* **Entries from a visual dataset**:
=== Section Start ===
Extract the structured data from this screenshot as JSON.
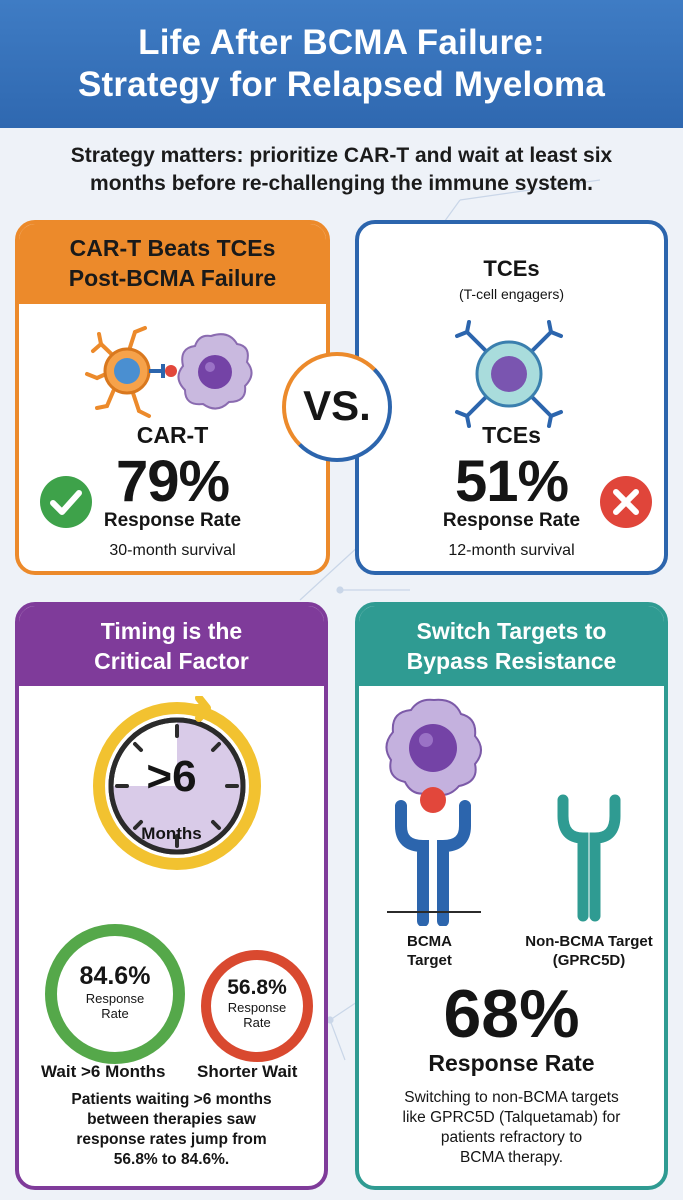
{
  "header": {
    "title_line1": "Life After BCMA Failure:",
    "title_line2": "Strategy for Relapsed Myeloma"
  },
  "subtitle": {
    "line1": "Strategy matters: prioritize CAR-T and wait at least six",
    "line2": "months before re-challenging the immune system."
  },
  "cart_panel": {
    "header_line1": "CAR-T Beats TCEs",
    "header_line2": "Post-BCMA Failure",
    "name": "CAR-T",
    "percent": "79%",
    "rate_label": "Response Rate",
    "survival": "30-month survival",
    "status_icon": "check-icon"
  },
  "vs_label": "VS.",
  "tce_panel": {
    "header": "TCEs",
    "header_sub": "(T-cell engagers)",
    "name": "TCEs",
    "percent": "51%",
    "rate_label": "Response Rate",
    "survival": "12-month survival",
    "status_icon": "cross-icon"
  },
  "timing_panel": {
    "header_line1": "Timing is the",
    "header_line2": "Critical Factor",
    "clock_value": ">6",
    "clock_unit": "Months",
    "wait_long": {
      "value": "84.6%",
      "label_line1": "Response",
      "label_line2": "Rate",
      "caption": "Wait >6 Months"
    },
    "wait_short": {
      "value": "56.8%",
      "label_line1": "Response",
      "label_line2": "Rate",
      "caption": "Shorter Wait"
    },
    "description_line1": "Patients waiting >6 months",
    "description_line2": "between therapies saw",
    "description_line3": "response rates jump from",
    "description_line4": "56.8% to 84.6%.",
    "colors": {
      "accent": "#7f3b9a",
      "long_wait": "#55a84a",
      "short_wait": "#d9492f",
      "clock_arrow": "#f2c230"
    }
  },
  "switch_panel": {
    "header_line1": "Switch Targets to",
    "header_line2": "Bypass Resistance",
    "bcma_line1": "BCMA",
    "bcma_line2": "Target",
    "non_bcma_line1": "Non-BCMA Target",
    "non_bcma_line2": "(GPRC5D)",
    "percent": "68%",
    "rate_label": "Response Rate",
    "description_line1": "Switching to non-BCMA targets",
    "description_line2": "like GPRC5D (Talquetamab) for",
    "description_line3": "patients refractory to",
    "description_line4": "BCMA therapy."
  },
  "colors": {
    "header_blue": "#3f7cc4",
    "cart_orange": "#ec8a2b",
    "tce_blue": "#2c65ad",
    "timing_purple": "#7f3b9a",
    "switch_teal": "#2f9b92"
  }
}
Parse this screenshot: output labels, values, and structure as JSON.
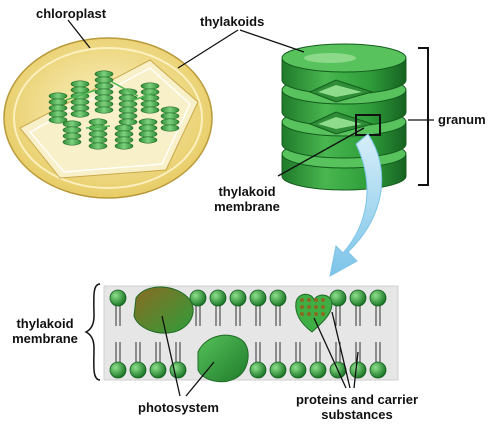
{
  "labels": {
    "chloroplast": "chloroplast",
    "thylakoids": "thylakoids",
    "granum": "granum",
    "thylakoid_membrane_top_line1": "thylakoid",
    "thylakoid_membrane_top_line2": "membrane",
    "thylakoid_membrane_left_line1": "thylakoid",
    "thylakoid_membrane_left_line2": "membrane",
    "photosystem": "photosystem",
    "proteins_line1": "proteins and carrier",
    "proteins_line2": "substances"
  },
  "colors": {
    "membrane_green": "#2f9e3a",
    "light_green": "#7fd27f",
    "dark_green": "#1f7a2a",
    "envelope_yellow": "#f1de8a",
    "arrow_blue": "#9bd3ee",
    "bilayer_bg": "#e6e6e6",
    "photosystem_brown": "#8a6a22"
  }
}
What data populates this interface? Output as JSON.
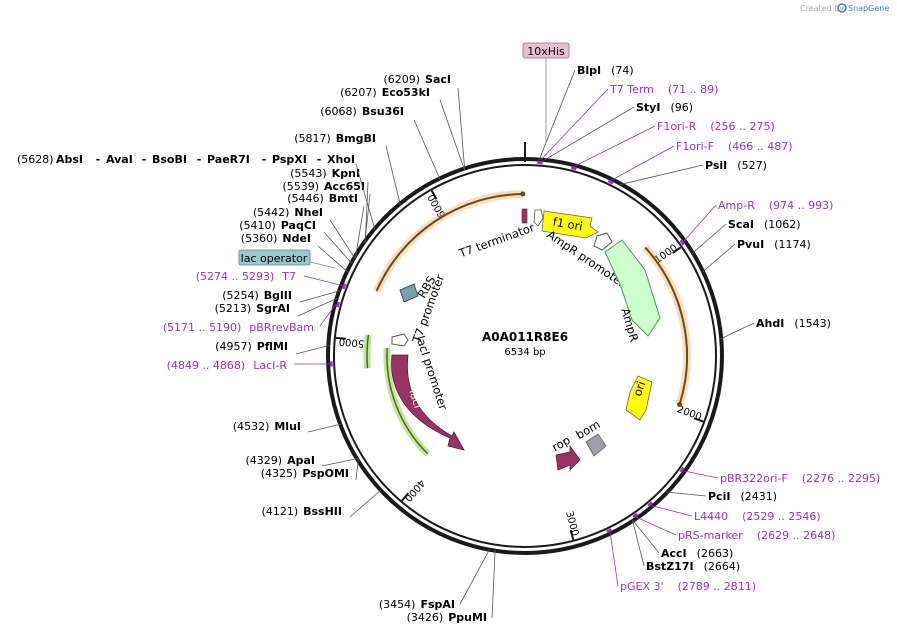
{
  "header": {
    "created_by": "Created by",
    "brand": "SnapGene"
  },
  "plasmid": {
    "name": "A0A011R8E6",
    "size_label": "6534 bp",
    "length": 6534
  },
  "ticks": [
    "1000",
    "2000",
    "3000",
    "4000",
    "5000",
    "6000"
  ],
  "enzyme_sites": [
    {
      "name": "BlpI",
      "pos": "(74)",
      "bp": 74
    },
    {
      "name": "StyI",
      "pos": "(96)",
      "bp": 96
    },
    {
      "name": "PsiI",
      "pos": "(527)",
      "bp": 527
    },
    {
      "name": "ScaI",
      "pos": "(1062)",
      "bp": 1062
    },
    {
      "name": "PvuI",
      "pos": "(1174)",
      "bp": 1174
    },
    {
      "name": "AhdI",
      "pos": "(1543)",
      "bp": 1543
    },
    {
      "name": "PciI",
      "pos": "(2431)",
      "bp": 2431
    },
    {
      "name": "AccI",
      "pos": "(2663)",
      "bp": 2663
    },
    {
      "name": "BstZ17I",
      "pos": "(2664)",
      "bp": 2664
    },
    {
      "name": "PpuMI",
      "pos": "(3426)",
      "bp": 3426
    },
    {
      "name": "FspAI",
      "pos": "(3454)",
      "bp": 3454
    },
    {
      "name": "BssHII",
      "pos": "(4121)",
      "bp": 4121
    },
    {
      "name": "PspOMI",
      "pos": "(4325)",
      "bp": 4325
    },
    {
      "name": "ApaI",
      "pos": "(4329)",
      "bp": 4329
    },
    {
      "name": "MluI",
      "pos": "(4532)",
      "bp": 4532
    },
    {
      "name": "PflMI",
      "pos": "(4957)",
      "bp": 4957
    },
    {
      "name": "SgrAI",
      "pos": "(5213)",
      "bp": 5213
    },
    {
      "name": "BglII",
      "pos": "(5254)",
      "bp": 5254
    },
    {
      "name": "NdeI",
      "pos": "(5360)",
      "bp": 5360
    },
    {
      "name": "PaqCI",
      "pos": "(5410)",
      "bp": 5410
    },
    {
      "name": "NheI",
      "pos": "(5442)",
      "bp": 5442
    },
    {
      "name": "BmtI",
      "pos": "(5446)",
      "bp": 5446
    },
    {
      "name": "Acc65I",
      "pos": "(5539)",
      "bp": 5539
    },
    {
      "name": "KpnI",
      "pos": "(5543)",
      "bp": 5543
    },
    {
      "name": "BmgBI",
      "pos": "(5817)",
      "bp": 5817
    },
    {
      "name": "Bsu36I",
      "pos": "(6068)",
      "bp": 6068
    },
    {
      "name": "Eco53kI",
      "pos": "(6207)",
      "bp": 6207
    },
    {
      "name": "SacI",
      "pos": "(6209)",
      "bp": 6209
    }
  ],
  "multi_site": {
    "pos": "(5628)",
    "names": [
      "AbsI",
      "AvaI",
      "BsoBI",
      "PaeR7I",
      "PspXI",
      "XhoI"
    ],
    "bp": 5628
  },
  "primers": [
    {
      "name": "T7 Term",
      "range": "(71 .. 89)",
      "bp": 80
    },
    {
      "name": "F1ori-R",
      "range": "(256 .. 275)",
      "bp": 265
    },
    {
      "name": "F1ori-F",
      "range": "(466 .. 487)",
      "bp": 476
    },
    {
      "name": "Amp-R",
      "range": "(974 .. 993)",
      "bp": 983
    },
    {
      "name": "pBR322ori-F",
      "range": "(2276 .. 2295)",
      "bp": 2285
    },
    {
      "name": "L4440",
      "range": "(2529 .. 2546)",
      "bp": 2537
    },
    {
      "name": "pRS-marker",
      "range": "(2629 .. 2648)",
      "bp": 2638
    },
    {
      "name": "pGEX 3'",
      "range": "(2789 .. 2811)",
      "bp": 2800
    },
    {
      "name": "LacI-R",
      "range": "(4849 .. 4868)",
      "bp": 4858
    },
    {
      "name": "pBRrevBam",
      "range": "(5171 .. 5190)",
      "bp": 5180
    },
    {
      "name": "T7",
      "range": "(5274 .. 5293)",
      "bp": 5283
    }
  ],
  "boxed_features": [
    {
      "name": "10xHis",
      "bp": 6520
    },
    {
      "name": "lac operator",
      "bp": 5318
    }
  ],
  "features": {
    "f1_ori": "f1 ori",
    "ampr_promoter": "AmpR promoter",
    "ampr": "AmpR",
    "ori": "ori",
    "rop": "rop",
    "bom": "bom",
    "laci": "lacI",
    "laci_promoter": "lacI promoter",
    "t7_promoter": "T7 promoter",
    "rbs": "RBS",
    "t7_terminator": "T7 terminator"
  },
  "colors": {
    "backbone": "#1a1a1a",
    "primer": "#9b30c8",
    "f1_ori": "#ffff00",
    "ampr": "#ccffcc",
    "laci": "#993366",
    "rop": "#993366",
    "bom": "#9aa0a6",
    "his_box": "#e7bfd0",
    "lac_op_box": "#9bc7cf",
    "orange_arc": "#e9a33d",
    "green_arc": "#8cc43f",
    "brand": "#3b7dd8"
  }
}
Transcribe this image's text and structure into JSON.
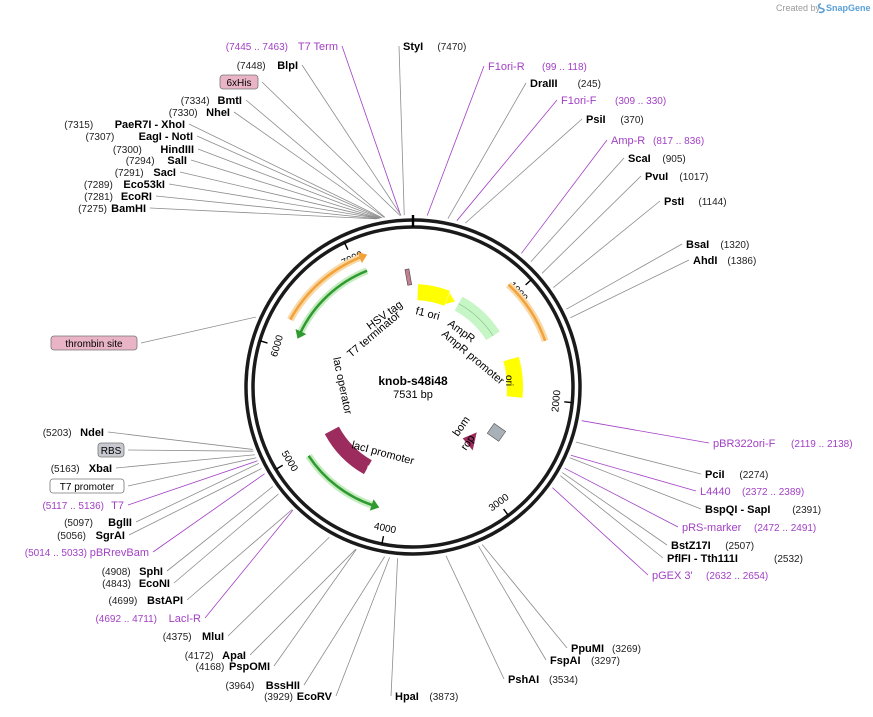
{
  "credit": {
    "created_by": "Created by",
    "brand": "SnapGene"
  },
  "plasmid": {
    "name": "knob-s48i48",
    "size_label": "7531 bp",
    "length": 7531
  },
  "ruler": [
    {
      "bp": 1000,
      "label": "1000"
    },
    {
      "bp": 2000,
      "label": "2000"
    },
    {
      "bp": 3000,
      "label": "3000"
    },
    {
      "bp": 4000,
      "label": "4000"
    },
    {
      "bp": 5000,
      "label": "5000"
    },
    {
      "bp": 6000,
      "label": "6000"
    },
    {
      "bp": 7000,
      "label": "7000"
    }
  ],
  "right_labels": [
    {
      "bp": 7470,
      "name": "StyI",
      "pos": "(7470)",
      "type": "enzyme"
    },
    {
      "bp": 99,
      "name": "F1ori-R",
      "pos": "(99 .. 118)",
      "type": "primer"
    },
    {
      "bp": 245,
      "name": "DraIII",
      "pos": "(245)",
      "type": "enzyme"
    },
    {
      "bp": 309,
      "name": "F1ori-F",
      "pos": "(309 .. 330)",
      "type": "primer"
    },
    {
      "bp": 370,
      "name": "PsiI",
      "pos": "(370)",
      "type": "enzyme"
    },
    {
      "bp": 817,
      "name": "Amp-R",
      "pos": "(817 .. 836)",
      "type": "primer"
    },
    {
      "bp": 905,
      "name": "ScaI",
      "pos": "(905)",
      "type": "enzyme"
    },
    {
      "bp": 1017,
      "name": "PvuI",
      "pos": "(1017)",
      "type": "enzyme"
    },
    {
      "bp": 1144,
      "name": "PstI",
      "pos": "(1144)",
      "type": "enzyme"
    },
    {
      "bp": 1320,
      "name": "BsaI",
      "pos": "(1320)",
      "type": "enzyme"
    },
    {
      "bp": 1386,
      "name": "AhdI",
      "pos": "(1386)",
      "type": "enzyme"
    },
    {
      "bp": 2119,
      "name": "pBR322ori-F",
      "pos": "(2119 .. 2138)",
      "type": "primer"
    },
    {
      "bp": 2274,
      "name": "PciI",
      "pos": "(2274)",
      "type": "enzyme"
    },
    {
      "bp": 2372,
      "name": "L4440",
      "pos": "(2372 .. 2389)",
      "type": "primer"
    },
    {
      "bp": 2391,
      "name": "BspQI - SapI",
      "pos": "(2391)",
      "type": "enzyme"
    },
    {
      "bp": 2472,
      "name": "pRS-marker",
      "pos": "(2472 .. 2491)",
      "type": "primer"
    },
    {
      "bp": 2507,
      "name": "BstZ17I",
      "pos": "(2507)",
      "type": "enzyme"
    },
    {
      "bp": 2532,
      "name": "PflFI - Tth111I",
      "pos": "(2532)",
      "type": "enzyme"
    },
    {
      "bp": 2632,
      "name": "pGEX 3'",
      "pos": "(2632 .. 2654)",
      "type": "primer"
    },
    {
      "bp": 3269,
      "name": "PpuMI",
      "pos": "(3269)",
      "type": "enzyme"
    },
    {
      "bp": 3297,
      "name": "FspAI",
      "pos": "(3297)",
      "type": "enzyme"
    },
    {
      "bp": 3534,
      "name": "PshAI",
      "pos": "(3534)",
      "type": "enzyme"
    },
    {
      "bp": 3873,
      "name": "HpaI",
      "pos": "(3873)",
      "type": "enzyme"
    }
  ],
  "left_labels": [
    {
      "bp": 7445,
      "name": "T7 Term",
      "pos": "(7445 .. 7463)",
      "type": "primer"
    },
    {
      "bp": 7448,
      "name": "BlpI",
      "pos": "(7448)",
      "type": "enzyme"
    },
    {
      "bp": 7440,
      "name": "6xHis",
      "pos": "",
      "type": "box"
    },
    {
      "bp": 7334,
      "name": "BmtI",
      "pos": "(7334)",
      "type": "enzyme"
    },
    {
      "bp": 7330,
      "name": "NheI",
      "pos": "(7330)",
      "type": "enzyme"
    },
    {
      "bp": 7315,
      "name": "PaeR7I - XhoI",
      "pos": "(7315)",
      "type": "enzyme"
    },
    {
      "bp": 7307,
      "name": "EagI - NotI",
      "pos": "(7307)",
      "type": "enzyme"
    },
    {
      "bp": 7300,
      "name": "HindIII",
      "pos": "(7300)",
      "type": "enzyme"
    },
    {
      "bp": 7294,
      "name": "SalI",
      "pos": "(7294)",
      "type": "enzyme"
    },
    {
      "bp": 7291,
      "name": "SacI",
      "pos": "(7291)",
      "type": "enzyme"
    },
    {
      "bp": 7289,
      "name": "Eco53kI",
      "pos": "(7289)",
      "type": "enzyme"
    },
    {
      "bp": 7281,
      "name": "EcoRI",
      "pos": "(7281)",
      "type": "enzyme"
    },
    {
      "bp": 7275,
      "name": "BamHI",
      "pos": "(7275)",
      "type": "enzyme"
    },
    {
      "bp": 6150,
      "name": "thrombin site",
      "pos": "",
      "type": "box"
    },
    {
      "bp": 5203,
      "name": "NdeI",
      "pos": "(5203)",
      "type": "enzyme"
    },
    {
      "bp": 5190,
      "name": "RBS",
      "pos": "",
      "type": "boxgray"
    },
    {
      "bp": 5163,
      "name": "XbaI",
      "pos": "(5163)",
      "type": "enzyme"
    },
    {
      "bp": 5140,
      "name": "T7 promoter",
      "pos": "",
      "type": "boxwhite"
    },
    {
      "bp": 5117,
      "name": "T7",
      "pos": "(5117 .. 5136)",
      "type": "primer"
    },
    {
      "bp": 5097,
      "name": "BglII",
      "pos": "(5097)",
      "type": "enzyme"
    },
    {
      "bp": 5056,
      "name": "SgrAI",
      "pos": "(5056)",
      "type": "enzyme"
    },
    {
      "bp": 5014,
      "name": "pBRrevBam",
      "pos": "(5014 .. 5033)",
      "type": "primer"
    },
    {
      "bp": 4908,
      "name": "SphI",
      "pos": "(4908)",
      "type": "enzyme"
    },
    {
      "bp": 4843,
      "name": "EcoNI",
      "pos": "(4843)",
      "type": "enzyme"
    },
    {
      "bp": 4699,
      "name": "BstAPI",
      "pos": "(4699)",
      "type": "enzyme"
    },
    {
      "bp": 4692,
      "name": "LacI-R",
      "pos": "(4692 .. 4711)",
      "type": "primer"
    },
    {
      "bp": 4375,
      "name": "MluI",
      "pos": "(4375)",
      "type": "enzyme"
    },
    {
      "bp": 4172,
      "name": "ApaI",
      "pos": "(4172)",
      "type": "enzyme"
    },
    {
      "bp": 4168,
      "name": "PspOMI",
      "pos": "(4168)",
      "type": "enzyme"
    },
    {
      "bp": 3964,
      "name": "BssHII",
      "pos": "(3964)",
      "type": "enzyme"
    },
    {
      "bp": 3929,
      "name": "EcoRV",
      "pos": "(3929)",
      "type": "enzyme"
    }
  ],
  "inner_features": [
    {
      "name": "HSV tag"
    },
    {
      "name": "T7 terminator"
    },
    {
      "name": "f1 ori"
    },
    {
      "name": "AmpR"
    },
    {
      "name": "AmpR promoter"
    },
    {
      "name": "ori"
    },
    {
      "name": "bom"
    },
    {
      "name": "rop"
    },
    {
      "name": "lacI promoter"
    },
    {
      "name": "lacI"
    },
    {
      "name": "lac operator"
    }
  ],
  "colors": {
    "primer": "#a23fc5",
    "enzyme": "#000000",
    "line": "#8c8c8c",
    "f1ori": "#ffff00",
    "ampr": "#c6f5c6",
    "lacI": "#9b2c5d",
    "orange": "#f3a23a",
    "green": "#2f9a2f",
    "box_pink": "#e8b4c6",
    "box_gray": "#c8c8d0"
  }
}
=== Section End ===
* **Problem to work on**: Some lines in the data above hold the string "Strategy". Find and copy each of them.

* **Answer to this exercise**:
    "title_line2": "Strategy for Relapsed Myeloma"
    "line1": "Strategy matters: prioritize CAR-T and wait at least six",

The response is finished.